SUPPLIED RECORDS =
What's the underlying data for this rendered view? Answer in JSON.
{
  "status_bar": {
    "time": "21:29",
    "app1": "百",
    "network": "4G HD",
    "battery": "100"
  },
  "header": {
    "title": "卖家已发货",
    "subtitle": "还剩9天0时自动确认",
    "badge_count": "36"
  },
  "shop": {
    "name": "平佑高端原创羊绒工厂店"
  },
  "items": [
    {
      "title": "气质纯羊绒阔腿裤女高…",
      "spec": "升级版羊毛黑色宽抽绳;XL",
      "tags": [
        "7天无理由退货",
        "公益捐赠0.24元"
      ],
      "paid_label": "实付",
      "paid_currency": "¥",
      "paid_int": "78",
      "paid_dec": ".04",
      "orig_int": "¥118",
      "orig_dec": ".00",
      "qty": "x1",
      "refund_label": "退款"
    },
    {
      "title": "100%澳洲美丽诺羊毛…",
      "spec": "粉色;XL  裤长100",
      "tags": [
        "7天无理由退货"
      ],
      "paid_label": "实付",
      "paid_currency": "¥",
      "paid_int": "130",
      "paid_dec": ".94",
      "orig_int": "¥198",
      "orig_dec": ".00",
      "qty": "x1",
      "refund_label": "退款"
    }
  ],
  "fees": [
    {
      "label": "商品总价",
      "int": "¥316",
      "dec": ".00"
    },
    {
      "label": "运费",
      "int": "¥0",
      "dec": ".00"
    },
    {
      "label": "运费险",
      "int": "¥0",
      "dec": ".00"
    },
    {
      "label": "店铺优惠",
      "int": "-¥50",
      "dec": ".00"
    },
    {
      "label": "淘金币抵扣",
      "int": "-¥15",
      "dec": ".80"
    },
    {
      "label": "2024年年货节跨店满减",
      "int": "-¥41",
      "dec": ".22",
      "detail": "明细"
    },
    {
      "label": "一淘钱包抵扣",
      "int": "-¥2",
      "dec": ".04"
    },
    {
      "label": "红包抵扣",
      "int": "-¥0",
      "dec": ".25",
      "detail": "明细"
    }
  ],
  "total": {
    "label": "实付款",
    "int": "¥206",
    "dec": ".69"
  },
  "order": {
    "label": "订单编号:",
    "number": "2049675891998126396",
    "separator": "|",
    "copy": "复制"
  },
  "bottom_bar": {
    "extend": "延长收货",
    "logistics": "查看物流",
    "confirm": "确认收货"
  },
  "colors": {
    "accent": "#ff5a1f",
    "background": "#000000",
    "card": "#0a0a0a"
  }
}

GIVEN REQUEST = Retype the data exactly as given.

EXPECTED ANSWER =
What's the underlying data for this rendered view? Answer in JSON.
{
  "status_bar": {
    "time": "21:29",
    "app1": "百",
    "network": "4G HD",
    "battery": "100"
  },
  "header": {
    "title": "卖家已发货",
    "subtitle": "还剩9天0时自动确认",
    "badge_count": "36"
  },
  "shop": {
    "name": "平佑高端原创羊绒工厂店"
  },
  "items": [
    {
      "title": "气质纯羊绒阔腿裤女高…",
      "spec": "升级版羊毛黑色宽抽绳;XL",
      "tags": [
        "7天无理由退货",
        "公益捐赠0.24元"
      ],
      "paid_label": "实付",
      "paid_currency": "¥",
      "paid_int": "78",
      "paid_dec": ".04",
      "orig_int": "¥118",
      "orig_dec": ".00",
      "qty": "x1",
      "refund_label": "退款"
    },
    {
      "title": "100%澳洲美丽诺羊毛…",
      "spec": "粉色;XL  裤长100",
      "tags": [
        "7天无理由退货"
      ],
      "paid_label": "实付",
      "paid_currency": "¥",
      "paid_int": "130",
      "paid_dec": ".94",
      "orig_int": "¥198",
      "orig_dec": ".00",
      "qty": "x1",
      "refund_label": "退款"
    }
  ],
  "fees": [
    {
      "label": "商品总价",
      "int": "¥316",
      "dec": ".00"
    },
    {
      "label": "运费",
      "int": "¥0",
      "dec": ".00"
    },
    {
      "label": "运费险",
      "int": "¥0",
      "dec": ".00"
    },
    {
      "label": "店铺优惠",
      "int": "-¥50",
      "dec": ".00"
    },
    {
      "label": "淘金币抵扣",
      "int": "-¥15",
      "dec": ".80"
    },
    {
      "label": "2024年年货节跨店满减",
      "int": "-¥41",
      "dec": ".22",
      "detail": "明细"
    },
    {
      "label": "一淘钱包抵扣",
      "int": "-¥2",
      "dec": ".04"
    },
    {
      "label": "红包抵扣",
      "int": "-¥0",
      "dec": ".25",
      "detail": "明细"
    }
  ],
  "total": {
    "label": "实付款",
    "int": "¥206",
    "dec": ".69"
  },
  "order": {
    "label": "订单编号:",
    "number": "2049675891998126396",
    "separator": "|",
    "copy": "复制"
  },
  "bottom_bar": {
    "extend": "延长收货",
    "logistics": "查看物流",
    "confirm": "确认收货"
  },
  "colors": {
    "accent": "#ff5a1f",
    "background": "#000000",
    "card": "#0a0a0a"
  }
}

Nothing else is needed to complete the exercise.